(Saved data entries)
--------

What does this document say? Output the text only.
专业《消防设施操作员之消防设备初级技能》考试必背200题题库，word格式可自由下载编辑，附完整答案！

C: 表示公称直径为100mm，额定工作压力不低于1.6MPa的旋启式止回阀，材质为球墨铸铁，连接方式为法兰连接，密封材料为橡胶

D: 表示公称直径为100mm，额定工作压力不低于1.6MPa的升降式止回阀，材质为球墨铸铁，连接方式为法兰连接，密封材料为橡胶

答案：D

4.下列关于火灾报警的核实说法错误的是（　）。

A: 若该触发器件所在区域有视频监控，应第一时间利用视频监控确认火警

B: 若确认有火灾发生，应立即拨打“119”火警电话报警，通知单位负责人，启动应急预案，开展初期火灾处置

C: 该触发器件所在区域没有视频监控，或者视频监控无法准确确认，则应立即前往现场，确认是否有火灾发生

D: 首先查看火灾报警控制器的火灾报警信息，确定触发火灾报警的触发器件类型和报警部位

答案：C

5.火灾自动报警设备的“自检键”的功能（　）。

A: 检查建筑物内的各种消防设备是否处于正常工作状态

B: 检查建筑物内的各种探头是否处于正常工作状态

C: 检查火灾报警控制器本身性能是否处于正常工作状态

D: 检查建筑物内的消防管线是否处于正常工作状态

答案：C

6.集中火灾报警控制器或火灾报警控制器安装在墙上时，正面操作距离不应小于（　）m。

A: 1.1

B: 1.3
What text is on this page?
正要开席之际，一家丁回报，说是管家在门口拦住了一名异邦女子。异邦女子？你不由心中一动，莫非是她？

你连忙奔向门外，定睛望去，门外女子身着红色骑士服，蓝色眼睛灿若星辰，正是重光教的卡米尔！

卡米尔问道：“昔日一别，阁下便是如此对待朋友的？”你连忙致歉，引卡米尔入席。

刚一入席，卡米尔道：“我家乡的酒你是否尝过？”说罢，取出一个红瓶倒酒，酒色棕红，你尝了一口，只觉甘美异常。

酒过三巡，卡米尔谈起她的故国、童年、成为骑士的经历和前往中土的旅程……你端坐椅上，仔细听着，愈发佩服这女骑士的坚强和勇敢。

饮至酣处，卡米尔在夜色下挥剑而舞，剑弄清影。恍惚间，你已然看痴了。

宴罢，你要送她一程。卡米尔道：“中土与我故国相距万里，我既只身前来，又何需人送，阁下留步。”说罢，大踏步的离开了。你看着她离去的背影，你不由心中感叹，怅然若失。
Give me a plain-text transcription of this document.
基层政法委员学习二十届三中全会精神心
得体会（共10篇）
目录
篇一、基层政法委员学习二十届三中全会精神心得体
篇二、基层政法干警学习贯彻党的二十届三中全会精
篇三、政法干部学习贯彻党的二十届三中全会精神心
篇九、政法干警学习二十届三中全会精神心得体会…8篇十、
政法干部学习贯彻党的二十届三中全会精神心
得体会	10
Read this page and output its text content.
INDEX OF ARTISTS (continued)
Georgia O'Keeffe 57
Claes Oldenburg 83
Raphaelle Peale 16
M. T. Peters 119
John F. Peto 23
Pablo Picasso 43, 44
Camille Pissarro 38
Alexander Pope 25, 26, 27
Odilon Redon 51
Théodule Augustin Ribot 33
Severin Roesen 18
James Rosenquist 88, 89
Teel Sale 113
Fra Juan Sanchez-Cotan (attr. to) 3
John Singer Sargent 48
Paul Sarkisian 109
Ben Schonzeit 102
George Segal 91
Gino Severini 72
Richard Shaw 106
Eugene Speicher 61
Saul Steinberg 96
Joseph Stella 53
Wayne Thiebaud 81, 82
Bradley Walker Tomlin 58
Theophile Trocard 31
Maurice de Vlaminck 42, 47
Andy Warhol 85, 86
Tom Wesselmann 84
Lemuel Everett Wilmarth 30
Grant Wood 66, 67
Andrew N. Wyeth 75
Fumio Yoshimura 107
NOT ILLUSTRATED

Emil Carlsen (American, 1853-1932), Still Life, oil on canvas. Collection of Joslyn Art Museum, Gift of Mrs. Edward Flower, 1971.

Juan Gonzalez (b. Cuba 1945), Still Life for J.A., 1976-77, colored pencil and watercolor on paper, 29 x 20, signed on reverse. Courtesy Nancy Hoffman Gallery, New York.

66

--------

- WHAT YOU SHOULD DO
Every line that holds the string "卡米尔道" should be returned.

- EXERCISE SOLUTION
刚一入席，卡米尔道：“我家乡的酒你是否尝过？”说罢，取出一个红瓶倒酒，酒色棕红，你尝了一口，只觉甘美异常。
宴罢，你要送她一程。卡米尔道：“中土与我故国相距万里，我既只身前来，又何需人送，阁下留步。”说罢，大踏步的离开了。你看着她离去的背影，你不由心中感叹，怅然若失。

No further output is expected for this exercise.